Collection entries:

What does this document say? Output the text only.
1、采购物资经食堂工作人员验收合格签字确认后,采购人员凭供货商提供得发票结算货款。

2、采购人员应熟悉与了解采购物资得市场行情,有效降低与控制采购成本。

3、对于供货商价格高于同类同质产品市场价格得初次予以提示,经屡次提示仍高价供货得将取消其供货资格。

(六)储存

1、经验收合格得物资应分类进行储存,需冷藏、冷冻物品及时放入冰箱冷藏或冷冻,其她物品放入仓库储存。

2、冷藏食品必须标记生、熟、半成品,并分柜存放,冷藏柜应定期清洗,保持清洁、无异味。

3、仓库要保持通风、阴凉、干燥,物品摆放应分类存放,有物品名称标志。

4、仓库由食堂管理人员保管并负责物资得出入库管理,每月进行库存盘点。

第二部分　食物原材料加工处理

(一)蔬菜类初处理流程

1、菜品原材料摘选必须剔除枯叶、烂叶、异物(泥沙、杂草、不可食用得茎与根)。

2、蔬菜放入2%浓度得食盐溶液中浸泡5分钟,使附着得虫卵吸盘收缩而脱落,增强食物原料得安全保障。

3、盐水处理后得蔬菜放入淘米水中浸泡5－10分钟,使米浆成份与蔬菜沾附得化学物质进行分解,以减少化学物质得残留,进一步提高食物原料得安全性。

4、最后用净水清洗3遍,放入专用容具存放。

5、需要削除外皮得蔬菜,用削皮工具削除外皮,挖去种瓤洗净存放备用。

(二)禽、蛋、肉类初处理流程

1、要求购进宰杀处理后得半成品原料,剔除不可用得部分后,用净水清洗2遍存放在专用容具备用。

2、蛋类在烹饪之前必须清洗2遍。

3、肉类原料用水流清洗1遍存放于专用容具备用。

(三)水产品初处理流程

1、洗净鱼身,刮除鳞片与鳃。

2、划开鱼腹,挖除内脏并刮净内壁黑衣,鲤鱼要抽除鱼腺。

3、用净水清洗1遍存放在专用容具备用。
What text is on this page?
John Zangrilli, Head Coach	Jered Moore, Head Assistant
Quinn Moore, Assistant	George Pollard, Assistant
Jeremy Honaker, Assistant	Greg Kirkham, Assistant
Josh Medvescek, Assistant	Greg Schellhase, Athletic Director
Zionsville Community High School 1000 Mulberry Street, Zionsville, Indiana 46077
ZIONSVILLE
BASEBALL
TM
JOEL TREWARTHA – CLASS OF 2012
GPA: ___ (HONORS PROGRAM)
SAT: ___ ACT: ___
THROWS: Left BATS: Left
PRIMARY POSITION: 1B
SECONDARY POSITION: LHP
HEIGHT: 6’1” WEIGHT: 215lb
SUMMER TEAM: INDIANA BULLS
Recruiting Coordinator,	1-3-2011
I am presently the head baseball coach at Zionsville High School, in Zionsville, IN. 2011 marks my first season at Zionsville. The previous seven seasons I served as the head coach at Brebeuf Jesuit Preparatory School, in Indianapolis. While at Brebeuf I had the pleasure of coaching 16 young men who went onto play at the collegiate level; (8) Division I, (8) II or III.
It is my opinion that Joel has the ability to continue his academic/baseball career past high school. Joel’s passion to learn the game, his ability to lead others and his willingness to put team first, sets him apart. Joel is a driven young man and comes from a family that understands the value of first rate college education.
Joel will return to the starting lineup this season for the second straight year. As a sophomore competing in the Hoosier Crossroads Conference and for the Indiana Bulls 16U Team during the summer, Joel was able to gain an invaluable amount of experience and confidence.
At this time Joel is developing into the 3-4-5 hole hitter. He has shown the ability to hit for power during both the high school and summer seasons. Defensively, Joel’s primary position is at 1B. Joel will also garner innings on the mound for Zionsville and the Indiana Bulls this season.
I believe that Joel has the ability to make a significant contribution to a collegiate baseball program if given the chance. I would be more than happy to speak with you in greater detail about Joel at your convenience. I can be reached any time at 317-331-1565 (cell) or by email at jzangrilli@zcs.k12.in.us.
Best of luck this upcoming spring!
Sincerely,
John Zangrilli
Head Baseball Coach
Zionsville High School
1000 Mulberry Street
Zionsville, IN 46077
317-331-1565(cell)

• _EXERCISE_:
Gather up the lines containing the word "John" from these records and copy them.

• _REPLY_:
John Zangrilli, Head Coach	Jered Moore, Head Assistant
John Zangrilli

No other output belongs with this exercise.